[Exercise description] Among the lines listed below, count those that include the string "xlabel", and state only the count.

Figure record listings
= = = = = = =

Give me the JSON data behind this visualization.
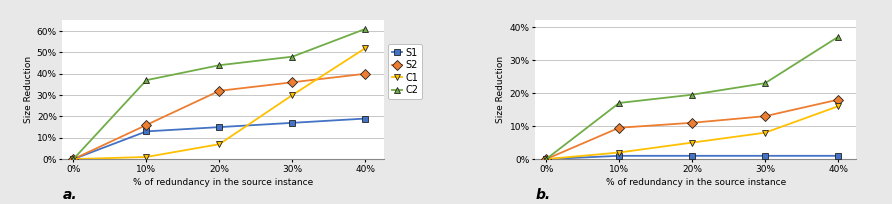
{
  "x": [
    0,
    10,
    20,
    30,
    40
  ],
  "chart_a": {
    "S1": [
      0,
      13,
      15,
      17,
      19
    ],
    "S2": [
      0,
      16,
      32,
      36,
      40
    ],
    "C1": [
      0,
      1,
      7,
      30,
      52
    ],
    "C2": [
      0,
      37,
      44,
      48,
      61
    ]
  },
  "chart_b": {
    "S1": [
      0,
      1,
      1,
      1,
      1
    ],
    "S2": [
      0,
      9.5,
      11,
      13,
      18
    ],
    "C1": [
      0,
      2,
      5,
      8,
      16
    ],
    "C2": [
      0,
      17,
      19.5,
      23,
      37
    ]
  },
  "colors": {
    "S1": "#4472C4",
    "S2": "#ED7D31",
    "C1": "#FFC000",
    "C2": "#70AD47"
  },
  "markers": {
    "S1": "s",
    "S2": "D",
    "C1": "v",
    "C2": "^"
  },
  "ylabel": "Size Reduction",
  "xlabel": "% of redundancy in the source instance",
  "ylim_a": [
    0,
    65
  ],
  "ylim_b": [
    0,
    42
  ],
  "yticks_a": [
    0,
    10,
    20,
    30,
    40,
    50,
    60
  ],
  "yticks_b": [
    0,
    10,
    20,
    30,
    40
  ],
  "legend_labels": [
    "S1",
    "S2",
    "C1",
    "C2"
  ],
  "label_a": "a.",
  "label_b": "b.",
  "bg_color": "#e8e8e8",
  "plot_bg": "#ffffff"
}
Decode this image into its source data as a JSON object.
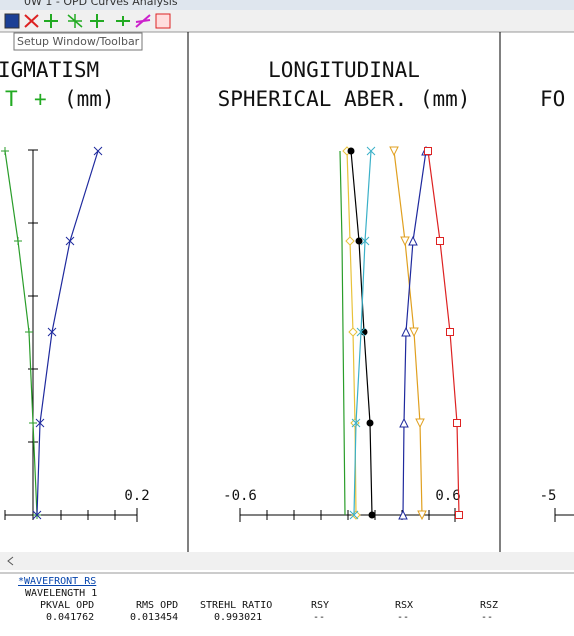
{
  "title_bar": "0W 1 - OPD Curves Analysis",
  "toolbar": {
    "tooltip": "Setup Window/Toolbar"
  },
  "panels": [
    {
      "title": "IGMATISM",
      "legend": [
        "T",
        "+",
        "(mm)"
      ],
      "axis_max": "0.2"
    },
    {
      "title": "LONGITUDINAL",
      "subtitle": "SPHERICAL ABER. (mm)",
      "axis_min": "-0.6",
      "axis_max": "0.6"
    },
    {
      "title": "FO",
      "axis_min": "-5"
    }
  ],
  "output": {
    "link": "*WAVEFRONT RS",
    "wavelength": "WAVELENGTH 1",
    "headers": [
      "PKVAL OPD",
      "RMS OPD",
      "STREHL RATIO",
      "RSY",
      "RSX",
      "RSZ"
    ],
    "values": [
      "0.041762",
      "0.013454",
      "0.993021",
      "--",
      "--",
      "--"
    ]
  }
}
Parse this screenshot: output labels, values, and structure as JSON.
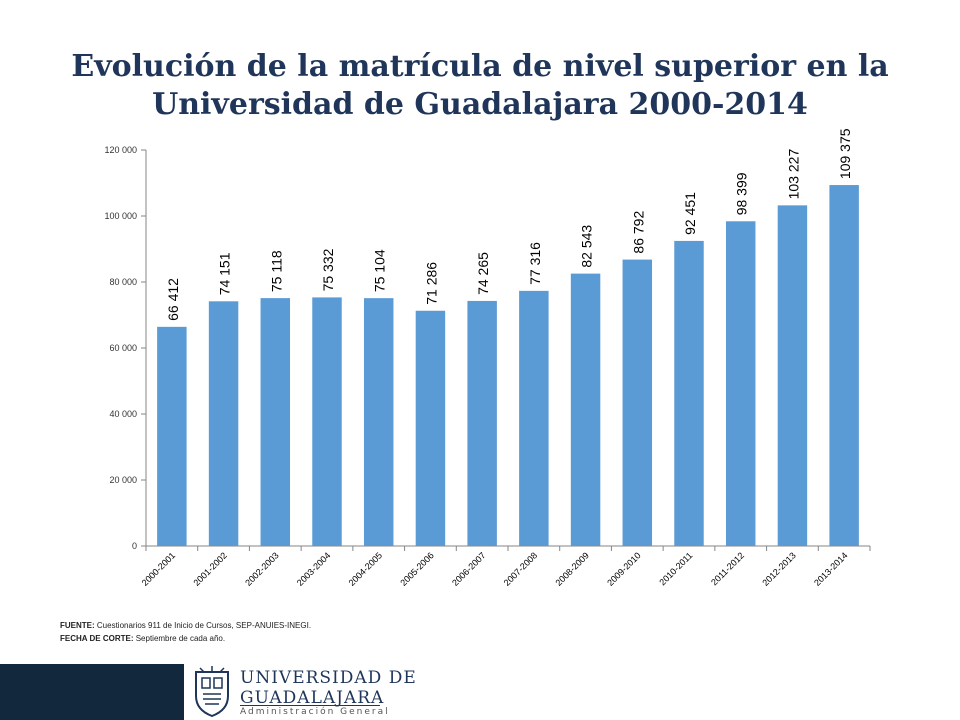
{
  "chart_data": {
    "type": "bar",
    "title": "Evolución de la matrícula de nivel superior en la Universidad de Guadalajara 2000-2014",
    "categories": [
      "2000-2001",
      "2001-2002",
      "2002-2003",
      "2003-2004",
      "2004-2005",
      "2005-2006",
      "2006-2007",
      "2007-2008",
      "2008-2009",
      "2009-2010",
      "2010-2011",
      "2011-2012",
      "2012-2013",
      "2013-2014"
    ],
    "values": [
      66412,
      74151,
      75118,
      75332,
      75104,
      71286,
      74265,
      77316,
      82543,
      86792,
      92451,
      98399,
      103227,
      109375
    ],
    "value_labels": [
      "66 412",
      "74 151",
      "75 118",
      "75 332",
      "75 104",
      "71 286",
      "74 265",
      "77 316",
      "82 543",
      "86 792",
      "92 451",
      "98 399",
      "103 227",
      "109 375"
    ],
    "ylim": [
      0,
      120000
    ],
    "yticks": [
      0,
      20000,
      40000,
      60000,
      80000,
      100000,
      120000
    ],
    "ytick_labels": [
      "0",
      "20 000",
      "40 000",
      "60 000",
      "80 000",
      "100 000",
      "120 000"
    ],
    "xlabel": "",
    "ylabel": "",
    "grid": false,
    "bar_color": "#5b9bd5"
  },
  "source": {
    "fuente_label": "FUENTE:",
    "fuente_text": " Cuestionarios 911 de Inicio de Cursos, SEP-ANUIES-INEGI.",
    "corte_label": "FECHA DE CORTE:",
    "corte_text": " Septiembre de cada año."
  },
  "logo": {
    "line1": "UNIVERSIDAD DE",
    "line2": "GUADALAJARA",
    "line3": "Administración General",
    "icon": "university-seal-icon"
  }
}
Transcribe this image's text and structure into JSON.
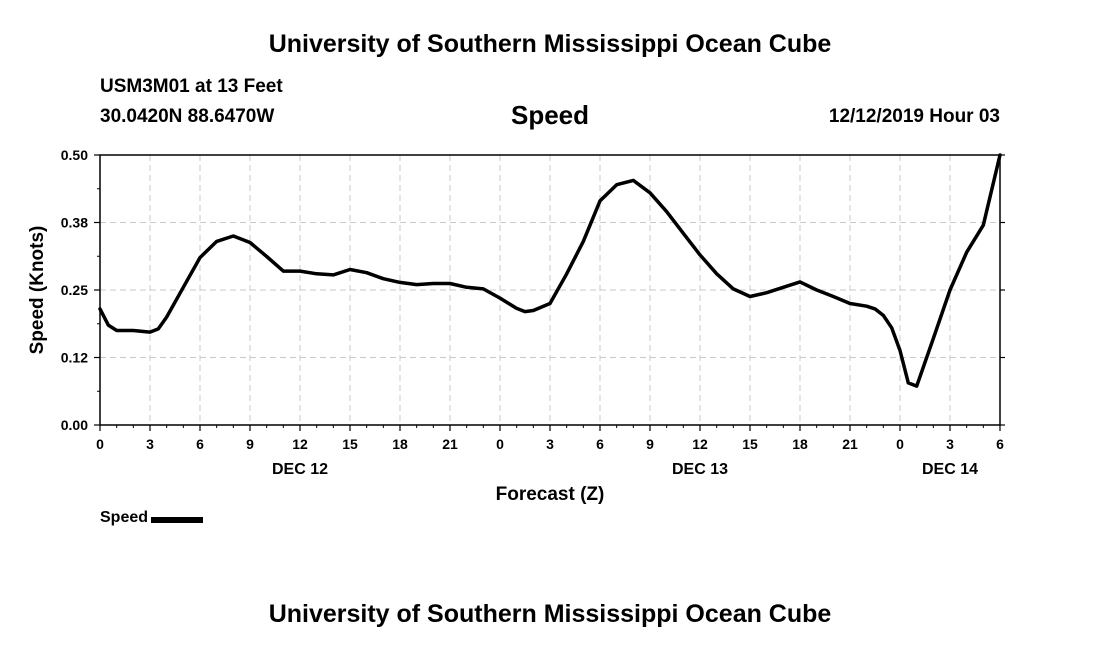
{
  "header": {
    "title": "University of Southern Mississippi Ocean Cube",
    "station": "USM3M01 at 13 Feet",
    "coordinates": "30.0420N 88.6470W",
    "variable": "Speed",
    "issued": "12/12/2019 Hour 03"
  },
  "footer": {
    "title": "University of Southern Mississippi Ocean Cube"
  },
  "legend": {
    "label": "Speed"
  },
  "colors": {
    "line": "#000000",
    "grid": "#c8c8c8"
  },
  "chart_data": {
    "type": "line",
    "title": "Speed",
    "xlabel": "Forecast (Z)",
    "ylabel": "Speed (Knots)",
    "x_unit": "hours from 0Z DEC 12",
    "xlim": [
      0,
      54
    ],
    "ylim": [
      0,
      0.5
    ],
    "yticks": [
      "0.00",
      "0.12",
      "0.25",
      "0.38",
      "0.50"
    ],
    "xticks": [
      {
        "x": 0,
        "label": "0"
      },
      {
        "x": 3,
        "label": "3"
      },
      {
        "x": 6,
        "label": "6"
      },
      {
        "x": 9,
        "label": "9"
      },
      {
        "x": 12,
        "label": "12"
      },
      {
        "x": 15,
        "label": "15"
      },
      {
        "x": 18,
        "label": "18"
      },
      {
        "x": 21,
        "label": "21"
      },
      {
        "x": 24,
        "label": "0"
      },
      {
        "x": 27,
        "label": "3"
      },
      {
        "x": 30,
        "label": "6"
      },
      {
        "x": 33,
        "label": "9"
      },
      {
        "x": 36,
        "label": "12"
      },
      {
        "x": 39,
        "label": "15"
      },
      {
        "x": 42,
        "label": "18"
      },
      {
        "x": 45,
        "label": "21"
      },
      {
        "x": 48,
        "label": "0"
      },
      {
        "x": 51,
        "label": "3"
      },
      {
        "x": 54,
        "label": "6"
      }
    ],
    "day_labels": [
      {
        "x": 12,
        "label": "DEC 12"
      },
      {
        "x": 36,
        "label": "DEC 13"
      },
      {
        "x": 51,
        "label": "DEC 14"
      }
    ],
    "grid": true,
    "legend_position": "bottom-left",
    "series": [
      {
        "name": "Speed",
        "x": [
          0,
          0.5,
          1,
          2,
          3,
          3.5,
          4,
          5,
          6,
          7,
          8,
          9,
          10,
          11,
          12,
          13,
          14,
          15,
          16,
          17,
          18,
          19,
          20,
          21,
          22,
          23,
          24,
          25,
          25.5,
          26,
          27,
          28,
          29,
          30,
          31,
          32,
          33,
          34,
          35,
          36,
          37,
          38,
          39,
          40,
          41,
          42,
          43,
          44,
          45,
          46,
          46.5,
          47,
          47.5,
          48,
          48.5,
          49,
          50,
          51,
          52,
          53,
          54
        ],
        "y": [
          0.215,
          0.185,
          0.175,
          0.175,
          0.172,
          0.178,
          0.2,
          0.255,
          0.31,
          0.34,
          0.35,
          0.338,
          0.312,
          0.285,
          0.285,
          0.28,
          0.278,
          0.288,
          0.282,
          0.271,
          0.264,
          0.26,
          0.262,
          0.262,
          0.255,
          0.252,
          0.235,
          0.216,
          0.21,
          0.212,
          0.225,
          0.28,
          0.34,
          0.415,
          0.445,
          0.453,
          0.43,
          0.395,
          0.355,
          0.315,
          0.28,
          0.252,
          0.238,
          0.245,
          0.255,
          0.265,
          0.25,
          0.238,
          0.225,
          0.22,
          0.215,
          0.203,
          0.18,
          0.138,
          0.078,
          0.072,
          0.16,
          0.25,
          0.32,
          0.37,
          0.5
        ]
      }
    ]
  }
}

= = = = = = =

[Result of the exercise] 3